Dataset entries:
* * * * * * *

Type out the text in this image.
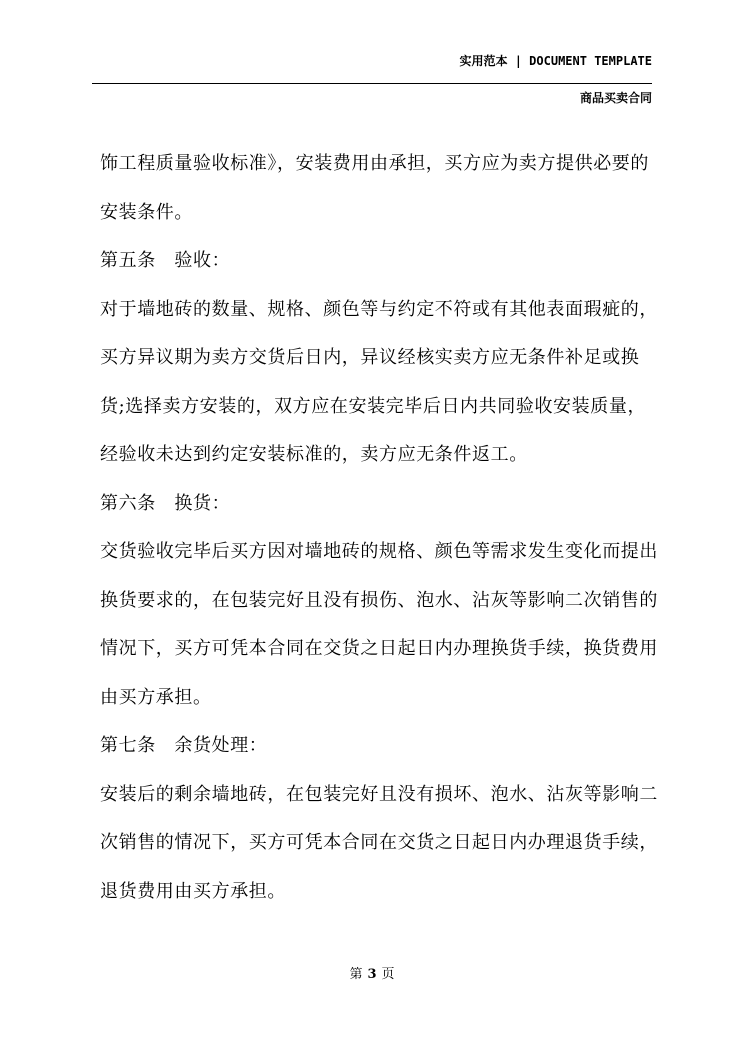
实用范本 | DOCUMENT TEMPLATE
商品买卖合同

饰工程质量验收标准》，安装费用由承担，买方应为卖方提供必要的安装条件。

第五条　验收：

对于墙地砖的数量、规格、颜色等与约定不符或有其他表面瑕疵的，买方异议期为卖方交货后日内，异议经核实卖方应无条件补足或换货;选择卖方安装的，双方应在安装完毕后日内共同验收安装质量，经验收未达到约定安装标准的，卖方应无条件返工。

第六条　换货：

交货验收完毕后买方因对墙地砖的规格、颜色等需求发生变化而提出换货要求的，在包装完好且没有损伤、泡水、沾灰等影响二次销售的情况下，买方可凭本合同在交货之日起日内办理换货手续，换货费用由买方承担。

第七条　余货处理：

安装后的剩余墙地砖，在包装完好且没有损坏、泡水、沾灰等影响二次销售的情况下，买方可凭本合同在交货之日起日内办理退货手续，退货费用由买方承担。

第 3 页
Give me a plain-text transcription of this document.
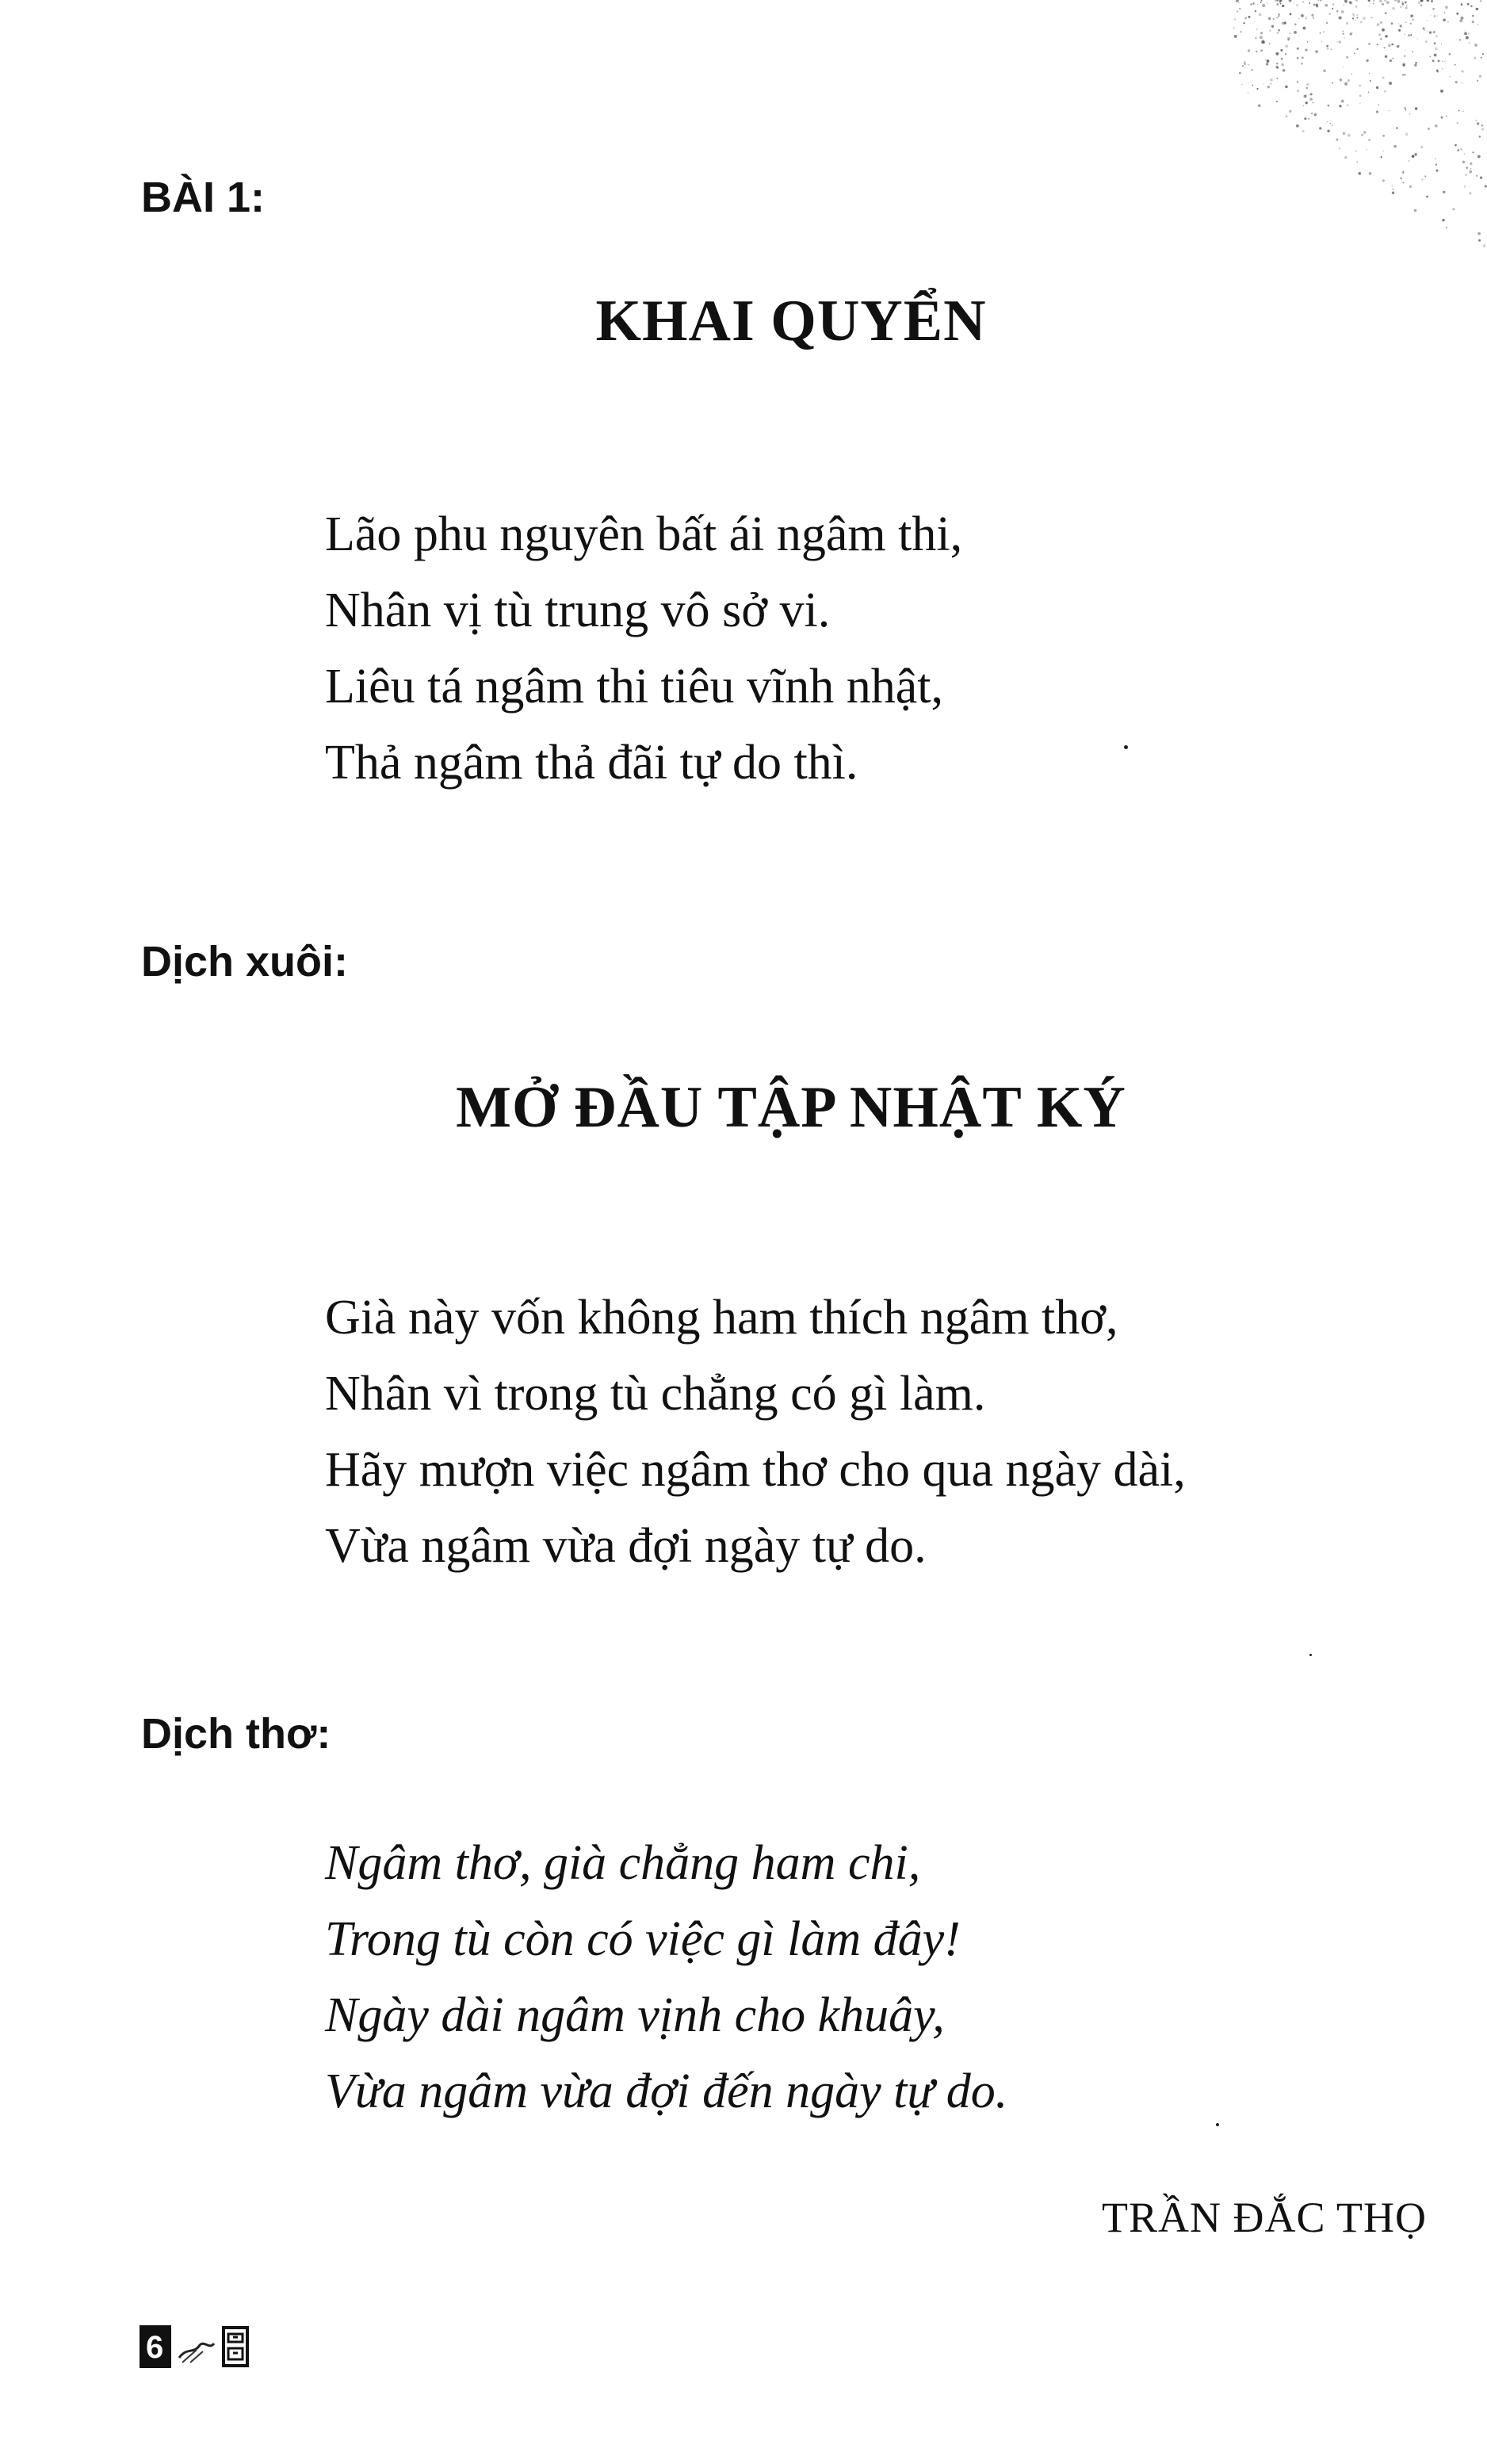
BÀI 1:
KHAI QUYỂN
Lão phu nguyên bất ái ngâm thi,
Nhân vị tù trung vô sở vi.
Liêu tá ngâm thi tiêu vĩnh nhật,
Thả ngâm thả đãi tự do thì.
Dịch xuôi:
MỞ ĐẦU TẬP NHẬT KÝ
Già này vốn không ham thích ngâm thơ,
Nhân vì trong tù chẳng có gì làm.
Hãy mượn việc ngâm thơ cho qua ngày dài,
Vừa ngâm vừa đợi ngày tự do.
Dịch thơ:
Ngâm thơ, già chẳng ham chi,
Trong tù còn có việc gì làm đây!
Ngày dài ngâm vịnh cho khuây,
Vừa ngâm vừa đợi đến ngày tự do.
TRẦN ĐẮC THỌ
6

* * * * * * *

# Aim of the exercise
Make an exact copy of all entries above, dropping the images.

# Written solution
Type out the text in this image.
实用范本 | DOCUMENT TEMPLATE
商品买卖合同

饰工程质量验收标准》，安装费用由承担，买方应为卖方提供必要的安装条件。

第五条　验收：

对于墙地砖的数量、规格、颜色等与约定不符或有其他表面瑕疵的，买方异议期为卖方交货后日内，异议经核实卖方应无条件补足或换货;选择卖方安装的，双方应在安装完毕后日内共同验收安装质量，经验收未达到约定安装标准的，卖方应无条件返工。

第六条　换货：

交货验收完毕后买方因对墙地砖的规格、颜色等需求发生变化而提出换货要求的，在包装完好且没有损伤、泡水、沾灰等影响二次销售的情况下，买方可凭本合同在交货之日起日内办理换货手续，换货费用由买方承担。

第七条　余货处理：

安装后的剩余墙地砖，在包装完好且没有损坏、泡水、沾灰等影响二次销售的情况下，买方可凭本合同在交货之日起日内办理退货手续，退货费用由买方承担。

第 3 页
Give me a plain-text transcription of this document.
BÀI 1:
KHAI QUYỂN
Lão phu nguyên bất ái ngâm thi,
Nhân vị tù trung vô sở vi.
Liêu tá ngâm thi tiêu vĩnh nhật,
Thả ngâm thả đãi tự do thì.
Dịch xuôi:
MỞ ĐẦU TẬP NHẬT KÝ
Già này vốn không ham thích ngâm thơ,
Nhân vì trong tù chẳng có gì làm.
Hãy mượn việc ngâm thơ cho qua ngày dài,
Vừa ngâm vừa đợi ngày tự do.
Dịch thơ:
Ngâm thơ, già chẳng ham chi,
Trong tù còn có việc gì làm đây!
Ngày dài ngâm vịnh cho khuây,
Vừa ngâm vừa đợi đến ngày tự do.
TRẦN ĐẮC THỌ
6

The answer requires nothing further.